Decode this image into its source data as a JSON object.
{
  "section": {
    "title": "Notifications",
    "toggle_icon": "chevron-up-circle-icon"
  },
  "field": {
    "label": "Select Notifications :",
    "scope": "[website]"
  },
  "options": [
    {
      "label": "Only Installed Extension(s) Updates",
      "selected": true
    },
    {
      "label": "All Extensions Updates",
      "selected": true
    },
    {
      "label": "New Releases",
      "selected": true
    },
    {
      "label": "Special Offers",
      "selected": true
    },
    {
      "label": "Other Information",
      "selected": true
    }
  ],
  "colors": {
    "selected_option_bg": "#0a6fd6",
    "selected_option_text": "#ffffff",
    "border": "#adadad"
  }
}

▸ EXERCISE DETAILS: Write out the data again, exactly and in full.

▸ TASK RESULT:
Decode this image into its source data as a JSON object.
{
  "section": {
    "title": "Notifications",
    "toggle_icon": "chevron-up-circle-icon"
  },
  "field": {
    "label": "Select Notifications :",
    "scope": "[website]"
  },
  "options": [
    {
      "label": "Only Installed Extension(s) Updates",
      "selected": true
    },
    {
      "label": "All Extensions Updates",
      "selected": true
    },
    {
      "label": "New Releases",
      "selected": true
    },
    {
      "label": "Special Offers",
      "selected": true
    },
    {
      "label": "Other Information",
      "selected": true
    }
  ],
  "colors": {
    "selected_option_bg": "#0a6fd6",
    "selected_option_text": "#ffffff",
    "border": "#adadad"
  }
}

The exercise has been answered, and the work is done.